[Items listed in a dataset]
* BEGIN *
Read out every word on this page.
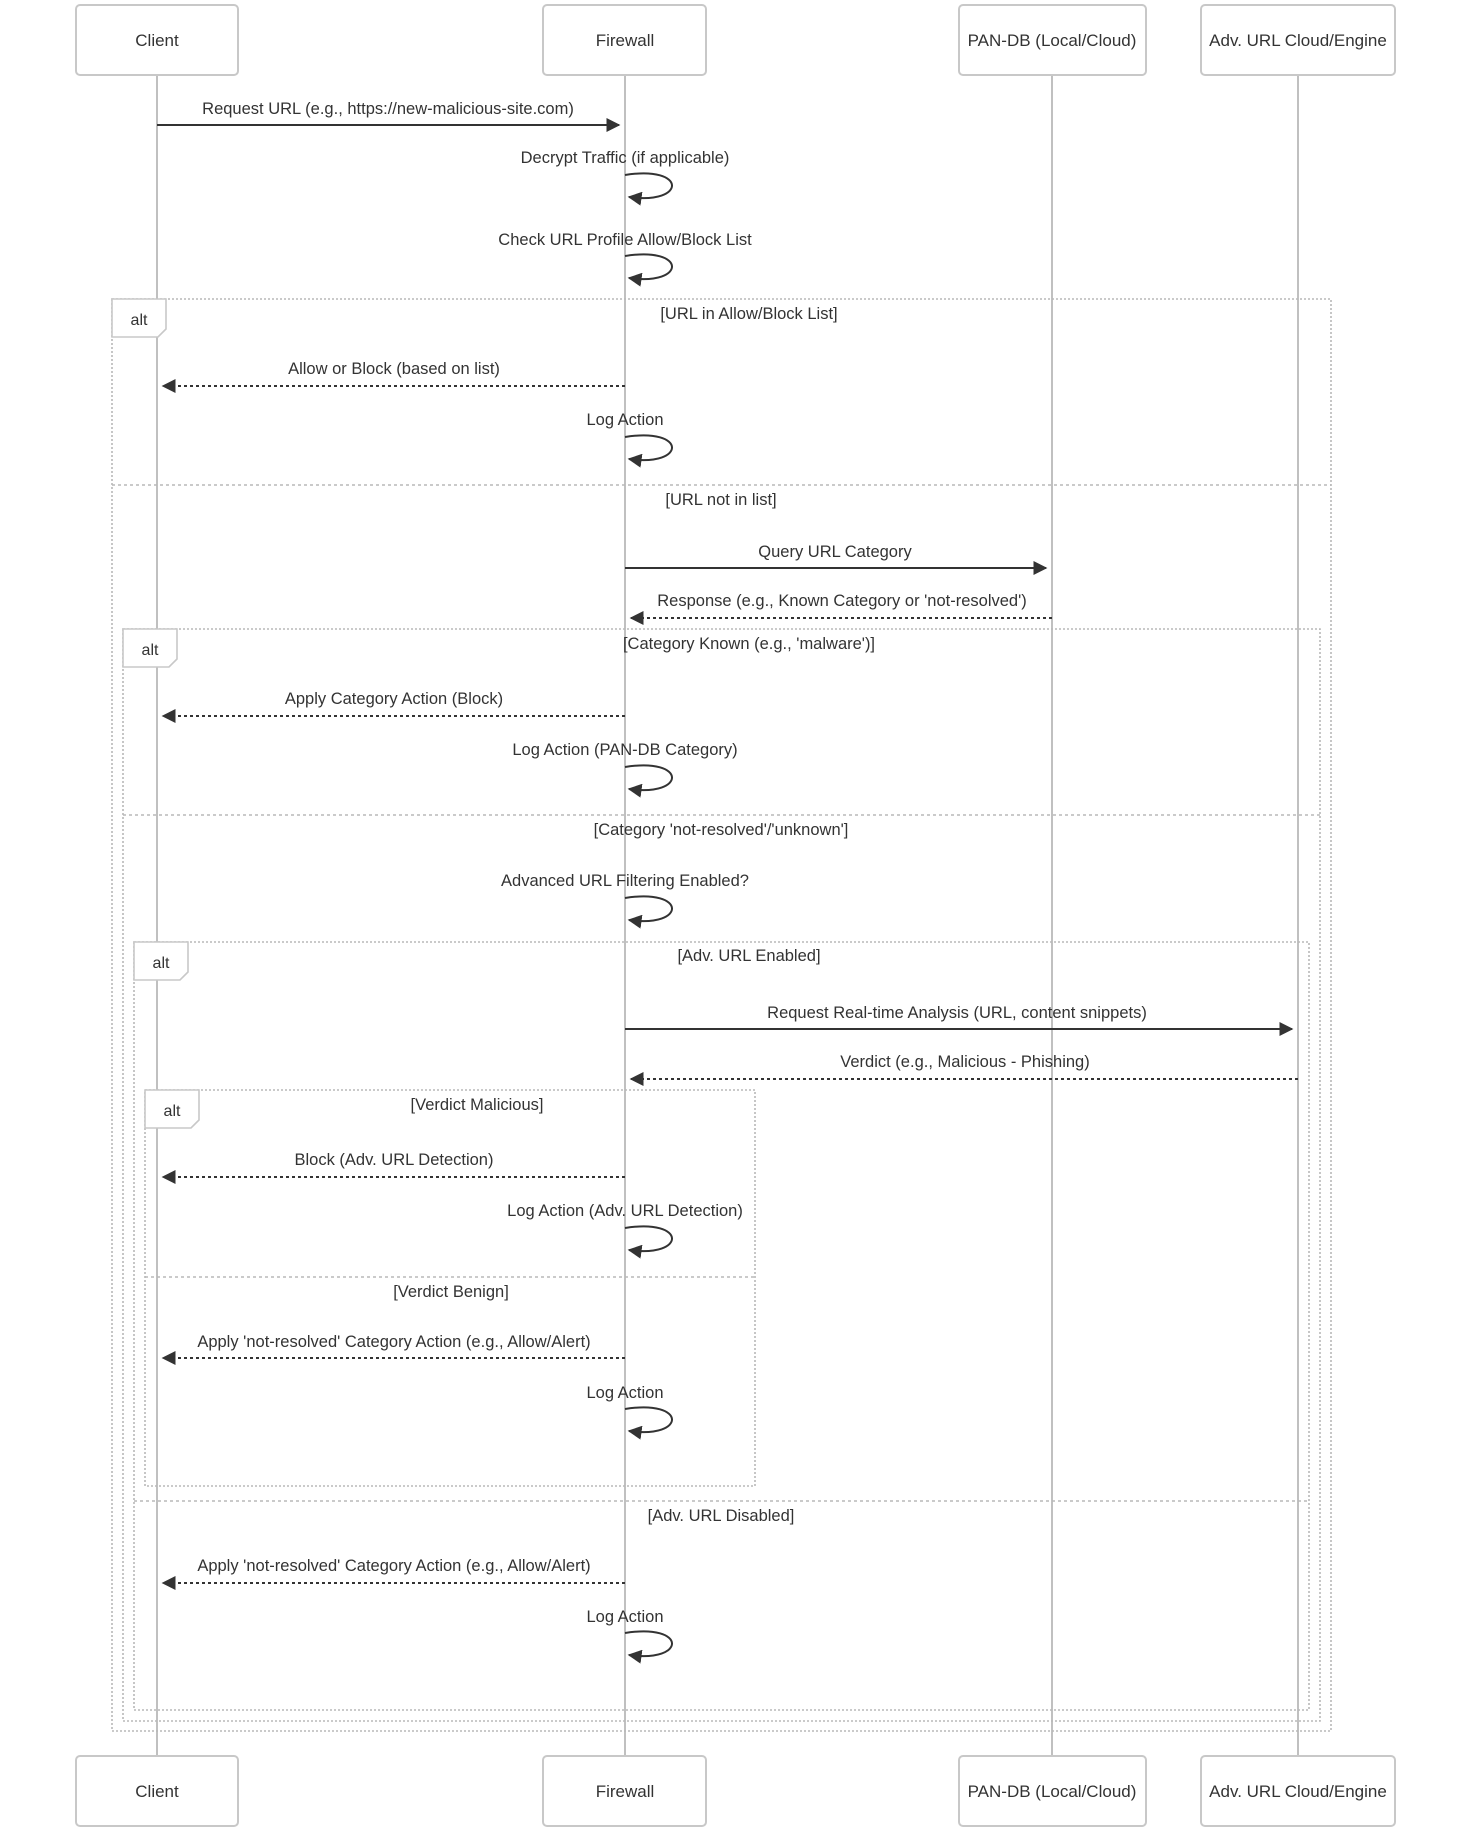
Client	Firewall	PAN-DB (Local/Cloud)	Adv. URL Cloud/Engine
alt	[URL in Allow/Block List]
[URL not in list]
alt	[Category Known (e.g., 'malware')]
[Category 'not-resolved'/'unknown']
alt	[Adv. URL Enabled]
[Adv. URL Disabled]
alt	[Verdict Malicious]
[Verdict Benign]
Request URL (e.g., https://new-malicious-site.com)
Decrypt Traffic (if applicable)
Check URL Profile Allow/Block List
Allow or Block (based on list)
Log Action
Query URL Category
Response (e.g., Known Category or 'not-resolved')
Apply Category Action (Block)
Log Action (PAN-DB Category)
Advanced URL Filtering Enabled?
Request Real-time Analysis (URL, content snippets)
Verdict (e.g., Malicious - Phishing)
Block (Adv. URL Detection)
Log Action (Adv. URL Detection)
Apply 'not-resolved' Category Action (e.g., Allow/Alert)
Log Action
Apply 'not-resolved' Category Action (e.g., Allow/Alert)
Log Action
Client	Firewall	PAN-DB (Local/Cloud)	Adv. URL Cloud/Engine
* END *
• **Description of the task**
Check each line above for the string "Allow" and show the ones that have it.

• **Solved problem**
alt	[URL in Allow/Block List]
Check URL Profile Allow/Block List
Allow or Block (based on list)
Apply 'not-resolved' Category Action (e.g., Allow/Alert)
Apply 'not-resolved' Category Action (e.g., Allow/Alert)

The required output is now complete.